The request: Out of the lines in this data, how many include "structure"? Give the number and nothing else.

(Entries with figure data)
↓↓↓
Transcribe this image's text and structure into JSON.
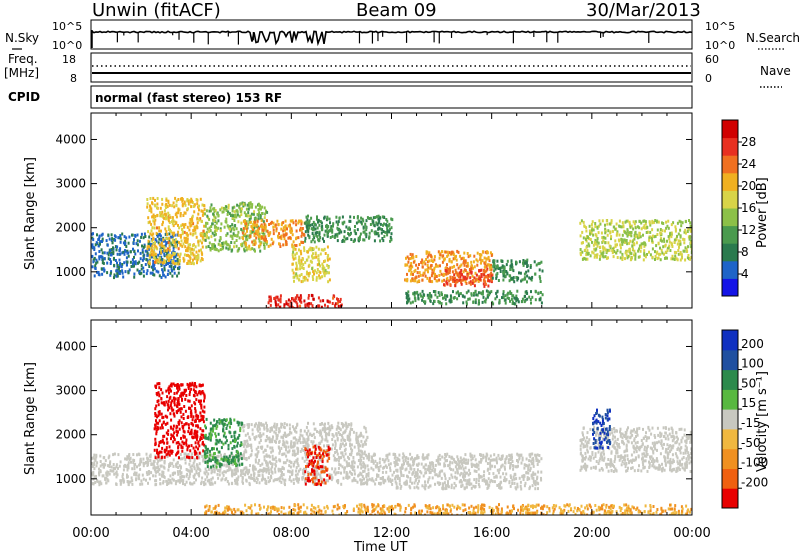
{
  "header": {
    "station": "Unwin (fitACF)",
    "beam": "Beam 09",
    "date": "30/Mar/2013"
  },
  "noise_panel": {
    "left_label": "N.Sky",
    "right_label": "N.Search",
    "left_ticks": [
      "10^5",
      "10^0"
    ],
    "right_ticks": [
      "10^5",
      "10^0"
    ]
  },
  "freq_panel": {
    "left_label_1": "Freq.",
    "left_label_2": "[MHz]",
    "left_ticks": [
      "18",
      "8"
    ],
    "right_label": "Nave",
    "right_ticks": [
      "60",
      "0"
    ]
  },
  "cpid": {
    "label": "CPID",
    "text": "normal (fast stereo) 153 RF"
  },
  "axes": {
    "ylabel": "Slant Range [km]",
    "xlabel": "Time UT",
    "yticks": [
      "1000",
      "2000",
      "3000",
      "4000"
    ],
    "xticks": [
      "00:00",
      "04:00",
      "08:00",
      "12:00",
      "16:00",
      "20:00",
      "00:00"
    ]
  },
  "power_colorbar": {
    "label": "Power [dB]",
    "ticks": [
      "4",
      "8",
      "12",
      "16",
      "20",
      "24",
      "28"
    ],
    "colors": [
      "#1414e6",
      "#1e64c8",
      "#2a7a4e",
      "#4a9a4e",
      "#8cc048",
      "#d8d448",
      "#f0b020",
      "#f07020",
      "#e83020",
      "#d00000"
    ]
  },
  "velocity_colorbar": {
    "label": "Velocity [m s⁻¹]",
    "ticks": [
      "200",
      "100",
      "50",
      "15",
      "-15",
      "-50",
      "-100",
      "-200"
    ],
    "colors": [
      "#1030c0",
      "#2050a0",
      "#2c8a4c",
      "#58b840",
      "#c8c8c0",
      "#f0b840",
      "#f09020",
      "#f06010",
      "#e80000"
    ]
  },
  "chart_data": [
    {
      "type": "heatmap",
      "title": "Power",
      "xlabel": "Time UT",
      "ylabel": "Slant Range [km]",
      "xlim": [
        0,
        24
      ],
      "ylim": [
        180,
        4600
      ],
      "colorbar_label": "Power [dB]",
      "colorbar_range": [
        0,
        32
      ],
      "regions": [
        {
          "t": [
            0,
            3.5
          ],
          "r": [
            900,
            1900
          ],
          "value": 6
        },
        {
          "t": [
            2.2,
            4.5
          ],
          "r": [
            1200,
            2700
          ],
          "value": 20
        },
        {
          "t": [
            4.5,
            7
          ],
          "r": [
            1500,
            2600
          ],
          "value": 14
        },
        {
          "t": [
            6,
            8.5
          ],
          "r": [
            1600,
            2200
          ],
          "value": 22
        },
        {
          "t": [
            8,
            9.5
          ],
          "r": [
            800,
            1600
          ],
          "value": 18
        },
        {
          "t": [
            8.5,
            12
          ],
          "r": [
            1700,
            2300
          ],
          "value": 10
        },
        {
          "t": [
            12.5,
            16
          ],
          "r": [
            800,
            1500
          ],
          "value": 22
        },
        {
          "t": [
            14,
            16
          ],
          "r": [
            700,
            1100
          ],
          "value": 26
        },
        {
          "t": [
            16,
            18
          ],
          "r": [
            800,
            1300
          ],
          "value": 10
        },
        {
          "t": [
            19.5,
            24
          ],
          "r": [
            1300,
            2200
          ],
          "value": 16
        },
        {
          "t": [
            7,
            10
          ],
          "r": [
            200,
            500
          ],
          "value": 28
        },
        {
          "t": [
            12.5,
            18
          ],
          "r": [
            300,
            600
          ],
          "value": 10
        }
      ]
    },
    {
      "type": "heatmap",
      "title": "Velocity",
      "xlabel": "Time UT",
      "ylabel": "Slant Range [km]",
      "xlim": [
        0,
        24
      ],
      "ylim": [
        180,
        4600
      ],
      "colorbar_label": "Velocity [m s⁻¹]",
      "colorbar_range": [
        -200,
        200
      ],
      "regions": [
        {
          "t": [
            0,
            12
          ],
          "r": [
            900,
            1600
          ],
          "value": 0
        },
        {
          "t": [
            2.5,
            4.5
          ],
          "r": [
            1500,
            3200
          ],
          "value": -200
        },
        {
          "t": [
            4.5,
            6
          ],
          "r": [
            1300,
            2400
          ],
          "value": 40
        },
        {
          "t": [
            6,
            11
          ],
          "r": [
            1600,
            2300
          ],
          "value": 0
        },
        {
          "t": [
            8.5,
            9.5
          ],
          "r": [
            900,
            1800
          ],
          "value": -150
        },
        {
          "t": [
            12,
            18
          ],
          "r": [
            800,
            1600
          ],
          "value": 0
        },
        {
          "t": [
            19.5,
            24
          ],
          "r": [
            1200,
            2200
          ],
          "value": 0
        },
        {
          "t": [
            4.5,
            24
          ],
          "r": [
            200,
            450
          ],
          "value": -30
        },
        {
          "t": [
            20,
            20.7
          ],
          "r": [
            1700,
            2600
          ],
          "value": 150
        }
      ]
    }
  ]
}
↑↑↑
↓↓↓
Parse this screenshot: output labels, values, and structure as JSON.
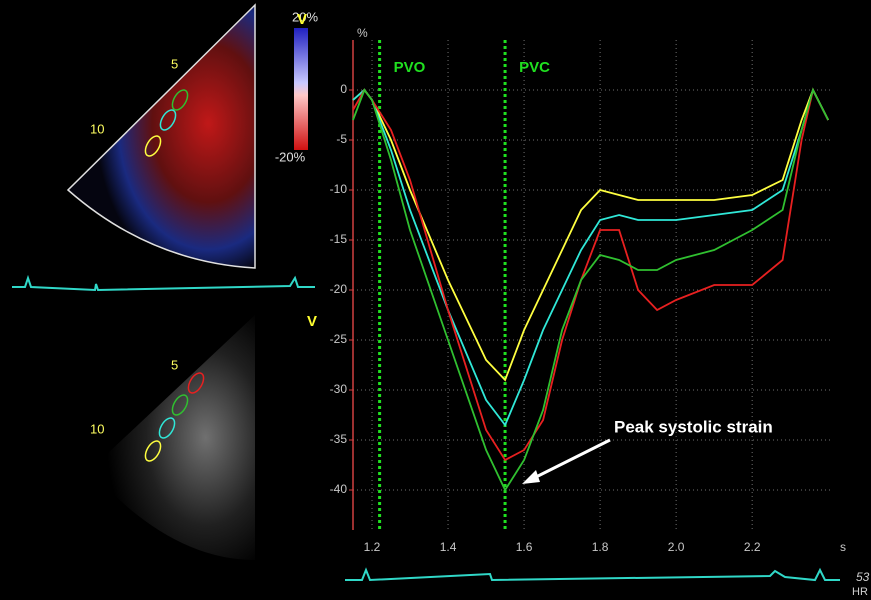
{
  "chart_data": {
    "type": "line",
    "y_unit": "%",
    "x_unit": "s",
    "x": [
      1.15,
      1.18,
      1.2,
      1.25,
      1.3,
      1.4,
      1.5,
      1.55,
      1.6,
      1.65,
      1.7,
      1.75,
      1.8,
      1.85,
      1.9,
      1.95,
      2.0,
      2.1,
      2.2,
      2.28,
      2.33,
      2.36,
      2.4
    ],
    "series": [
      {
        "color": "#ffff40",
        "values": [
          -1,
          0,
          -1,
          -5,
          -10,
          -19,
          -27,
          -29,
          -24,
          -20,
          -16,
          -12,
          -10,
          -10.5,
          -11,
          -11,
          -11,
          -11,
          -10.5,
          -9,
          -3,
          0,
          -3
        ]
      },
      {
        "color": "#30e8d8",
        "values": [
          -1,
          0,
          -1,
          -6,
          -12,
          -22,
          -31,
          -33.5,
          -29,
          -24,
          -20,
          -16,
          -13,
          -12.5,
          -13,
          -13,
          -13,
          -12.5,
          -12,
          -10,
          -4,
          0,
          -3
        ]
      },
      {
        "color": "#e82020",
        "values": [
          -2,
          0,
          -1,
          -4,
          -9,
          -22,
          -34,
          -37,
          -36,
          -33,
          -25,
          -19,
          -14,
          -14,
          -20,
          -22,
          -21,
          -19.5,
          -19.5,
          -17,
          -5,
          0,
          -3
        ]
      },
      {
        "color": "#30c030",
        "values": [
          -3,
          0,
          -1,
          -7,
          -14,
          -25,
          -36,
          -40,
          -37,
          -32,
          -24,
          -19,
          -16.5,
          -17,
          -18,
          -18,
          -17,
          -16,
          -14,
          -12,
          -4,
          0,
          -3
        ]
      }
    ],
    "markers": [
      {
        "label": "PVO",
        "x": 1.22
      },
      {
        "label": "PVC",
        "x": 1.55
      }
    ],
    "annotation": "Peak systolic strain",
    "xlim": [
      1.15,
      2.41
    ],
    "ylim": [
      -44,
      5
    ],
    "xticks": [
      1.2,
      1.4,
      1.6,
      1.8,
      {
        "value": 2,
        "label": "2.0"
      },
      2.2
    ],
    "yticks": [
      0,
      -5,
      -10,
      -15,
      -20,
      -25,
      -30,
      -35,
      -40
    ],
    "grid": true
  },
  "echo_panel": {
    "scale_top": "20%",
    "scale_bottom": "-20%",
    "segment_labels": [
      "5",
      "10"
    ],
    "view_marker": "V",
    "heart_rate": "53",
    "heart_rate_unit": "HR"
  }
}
↑↑↑
Reply: 2